=== Begin Enclosure ===
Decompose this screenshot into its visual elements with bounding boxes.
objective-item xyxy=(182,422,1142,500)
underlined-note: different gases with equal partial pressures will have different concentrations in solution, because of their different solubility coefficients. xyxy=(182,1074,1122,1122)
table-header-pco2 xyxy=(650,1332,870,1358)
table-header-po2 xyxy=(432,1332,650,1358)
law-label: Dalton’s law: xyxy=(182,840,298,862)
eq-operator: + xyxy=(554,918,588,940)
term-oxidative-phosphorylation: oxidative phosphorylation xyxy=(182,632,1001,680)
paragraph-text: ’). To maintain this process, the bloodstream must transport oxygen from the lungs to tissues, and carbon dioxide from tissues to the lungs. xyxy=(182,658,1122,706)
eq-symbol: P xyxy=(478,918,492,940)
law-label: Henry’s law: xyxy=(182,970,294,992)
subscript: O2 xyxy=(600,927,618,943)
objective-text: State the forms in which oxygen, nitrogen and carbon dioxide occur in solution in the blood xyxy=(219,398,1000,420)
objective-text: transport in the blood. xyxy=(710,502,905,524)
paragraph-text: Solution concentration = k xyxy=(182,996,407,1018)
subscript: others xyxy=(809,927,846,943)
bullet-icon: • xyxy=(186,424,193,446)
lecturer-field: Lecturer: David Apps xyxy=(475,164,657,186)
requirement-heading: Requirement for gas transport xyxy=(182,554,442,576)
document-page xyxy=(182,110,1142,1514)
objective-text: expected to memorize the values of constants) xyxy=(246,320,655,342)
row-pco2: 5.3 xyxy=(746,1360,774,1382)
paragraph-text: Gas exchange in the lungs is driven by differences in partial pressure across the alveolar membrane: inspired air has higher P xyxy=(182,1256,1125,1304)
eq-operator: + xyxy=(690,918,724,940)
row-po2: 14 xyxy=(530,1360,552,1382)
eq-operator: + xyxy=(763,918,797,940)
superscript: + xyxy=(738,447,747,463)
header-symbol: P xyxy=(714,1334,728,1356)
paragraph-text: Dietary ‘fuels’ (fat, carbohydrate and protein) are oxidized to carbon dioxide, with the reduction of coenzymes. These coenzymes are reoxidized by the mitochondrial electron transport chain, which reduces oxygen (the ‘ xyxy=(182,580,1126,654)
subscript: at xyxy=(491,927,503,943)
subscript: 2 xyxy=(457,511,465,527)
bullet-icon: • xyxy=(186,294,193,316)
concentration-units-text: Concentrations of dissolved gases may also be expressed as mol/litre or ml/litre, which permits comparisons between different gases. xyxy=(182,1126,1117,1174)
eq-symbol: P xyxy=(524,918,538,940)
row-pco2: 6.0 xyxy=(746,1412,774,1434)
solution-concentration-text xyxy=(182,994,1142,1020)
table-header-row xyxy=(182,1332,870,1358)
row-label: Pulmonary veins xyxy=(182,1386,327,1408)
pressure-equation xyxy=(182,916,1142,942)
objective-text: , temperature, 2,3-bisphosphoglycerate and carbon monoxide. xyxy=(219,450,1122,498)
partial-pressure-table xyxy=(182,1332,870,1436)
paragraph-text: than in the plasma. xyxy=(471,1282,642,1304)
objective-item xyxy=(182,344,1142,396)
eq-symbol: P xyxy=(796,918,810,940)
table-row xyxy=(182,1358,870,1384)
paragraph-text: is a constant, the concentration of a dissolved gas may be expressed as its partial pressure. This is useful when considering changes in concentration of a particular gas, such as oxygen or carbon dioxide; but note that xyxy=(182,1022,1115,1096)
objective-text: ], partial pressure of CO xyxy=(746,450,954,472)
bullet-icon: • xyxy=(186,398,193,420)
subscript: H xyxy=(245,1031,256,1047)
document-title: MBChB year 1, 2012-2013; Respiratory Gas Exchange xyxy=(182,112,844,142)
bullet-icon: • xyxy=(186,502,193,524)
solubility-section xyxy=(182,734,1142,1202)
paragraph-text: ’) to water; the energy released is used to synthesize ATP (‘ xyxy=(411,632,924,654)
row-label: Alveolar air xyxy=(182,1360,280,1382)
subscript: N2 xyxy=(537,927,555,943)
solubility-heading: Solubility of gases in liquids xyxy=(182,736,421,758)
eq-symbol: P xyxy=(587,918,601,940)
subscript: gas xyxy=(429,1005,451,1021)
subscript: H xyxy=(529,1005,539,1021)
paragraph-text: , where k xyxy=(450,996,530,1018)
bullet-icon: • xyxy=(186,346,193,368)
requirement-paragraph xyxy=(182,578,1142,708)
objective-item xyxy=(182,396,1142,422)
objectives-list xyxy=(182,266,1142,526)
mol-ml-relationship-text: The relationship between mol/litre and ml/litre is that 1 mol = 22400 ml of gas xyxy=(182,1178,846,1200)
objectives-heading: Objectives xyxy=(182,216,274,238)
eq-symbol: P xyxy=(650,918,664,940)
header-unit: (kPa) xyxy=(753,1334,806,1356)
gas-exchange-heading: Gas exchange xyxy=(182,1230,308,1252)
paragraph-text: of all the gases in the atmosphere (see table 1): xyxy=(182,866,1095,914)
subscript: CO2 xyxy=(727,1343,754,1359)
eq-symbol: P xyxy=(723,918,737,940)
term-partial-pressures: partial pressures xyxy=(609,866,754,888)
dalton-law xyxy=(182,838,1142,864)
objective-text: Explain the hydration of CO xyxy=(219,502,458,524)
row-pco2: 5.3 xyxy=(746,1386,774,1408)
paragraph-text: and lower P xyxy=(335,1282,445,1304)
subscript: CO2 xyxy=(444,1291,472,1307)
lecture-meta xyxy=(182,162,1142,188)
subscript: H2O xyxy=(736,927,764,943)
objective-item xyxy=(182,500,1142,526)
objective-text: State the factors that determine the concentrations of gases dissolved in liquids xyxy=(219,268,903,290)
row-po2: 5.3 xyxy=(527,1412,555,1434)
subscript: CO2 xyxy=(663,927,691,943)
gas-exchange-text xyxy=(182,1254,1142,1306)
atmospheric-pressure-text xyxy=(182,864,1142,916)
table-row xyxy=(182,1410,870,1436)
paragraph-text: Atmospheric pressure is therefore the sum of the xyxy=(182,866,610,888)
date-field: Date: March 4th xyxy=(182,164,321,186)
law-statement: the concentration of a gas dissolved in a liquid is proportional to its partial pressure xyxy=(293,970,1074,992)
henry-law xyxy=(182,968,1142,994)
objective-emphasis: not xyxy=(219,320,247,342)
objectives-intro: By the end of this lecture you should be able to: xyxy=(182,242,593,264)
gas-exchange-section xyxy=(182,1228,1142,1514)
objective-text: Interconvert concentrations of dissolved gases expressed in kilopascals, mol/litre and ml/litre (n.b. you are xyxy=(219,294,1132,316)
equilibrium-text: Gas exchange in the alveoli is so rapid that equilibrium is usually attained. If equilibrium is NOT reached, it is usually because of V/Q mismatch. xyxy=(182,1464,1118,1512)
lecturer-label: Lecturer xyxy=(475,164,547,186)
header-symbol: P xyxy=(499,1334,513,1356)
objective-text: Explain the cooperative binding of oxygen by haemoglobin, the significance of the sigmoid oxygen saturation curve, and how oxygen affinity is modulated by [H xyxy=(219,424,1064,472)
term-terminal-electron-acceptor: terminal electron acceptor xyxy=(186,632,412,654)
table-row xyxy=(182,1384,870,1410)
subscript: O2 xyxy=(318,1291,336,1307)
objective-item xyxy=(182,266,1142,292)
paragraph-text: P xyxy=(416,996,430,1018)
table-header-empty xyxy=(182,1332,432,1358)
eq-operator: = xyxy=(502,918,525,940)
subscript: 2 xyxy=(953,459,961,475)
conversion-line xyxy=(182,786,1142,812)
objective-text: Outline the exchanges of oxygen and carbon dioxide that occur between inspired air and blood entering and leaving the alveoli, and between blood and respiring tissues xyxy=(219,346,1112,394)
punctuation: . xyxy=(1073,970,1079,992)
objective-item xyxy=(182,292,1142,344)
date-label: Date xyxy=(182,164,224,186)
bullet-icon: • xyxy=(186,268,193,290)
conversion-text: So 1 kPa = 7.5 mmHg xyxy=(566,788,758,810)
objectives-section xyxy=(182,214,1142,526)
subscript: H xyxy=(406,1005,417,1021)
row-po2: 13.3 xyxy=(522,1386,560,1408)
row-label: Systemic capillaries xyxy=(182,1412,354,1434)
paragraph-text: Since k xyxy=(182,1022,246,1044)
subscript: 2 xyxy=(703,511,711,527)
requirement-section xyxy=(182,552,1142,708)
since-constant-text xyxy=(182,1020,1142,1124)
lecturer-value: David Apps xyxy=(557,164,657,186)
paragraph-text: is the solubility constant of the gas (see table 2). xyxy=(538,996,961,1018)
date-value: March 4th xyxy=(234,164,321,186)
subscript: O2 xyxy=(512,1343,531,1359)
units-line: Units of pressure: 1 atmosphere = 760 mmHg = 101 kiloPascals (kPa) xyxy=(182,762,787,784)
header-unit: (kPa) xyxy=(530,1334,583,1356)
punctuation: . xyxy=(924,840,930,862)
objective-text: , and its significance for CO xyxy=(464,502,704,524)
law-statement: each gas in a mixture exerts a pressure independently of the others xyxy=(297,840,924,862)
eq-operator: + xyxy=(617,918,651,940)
=== End Enclosure ===
# Aim of the task
Each line of the listing above that contains the word "lungs" is to be copied.

# Exercise response
paragraph-text: ’). To maintain this process, the bloodstream must transport oxygen from the lungs to tissues, and carbon dioxide from tissues to the lungs. xyxy=(182,658,1122,706)
paragraph-text: Gas exchange in the lungs is driven by differences in partial pressure across the alveolar membrane: inspired air has higher P xyxy=(182,1256,1125,1304)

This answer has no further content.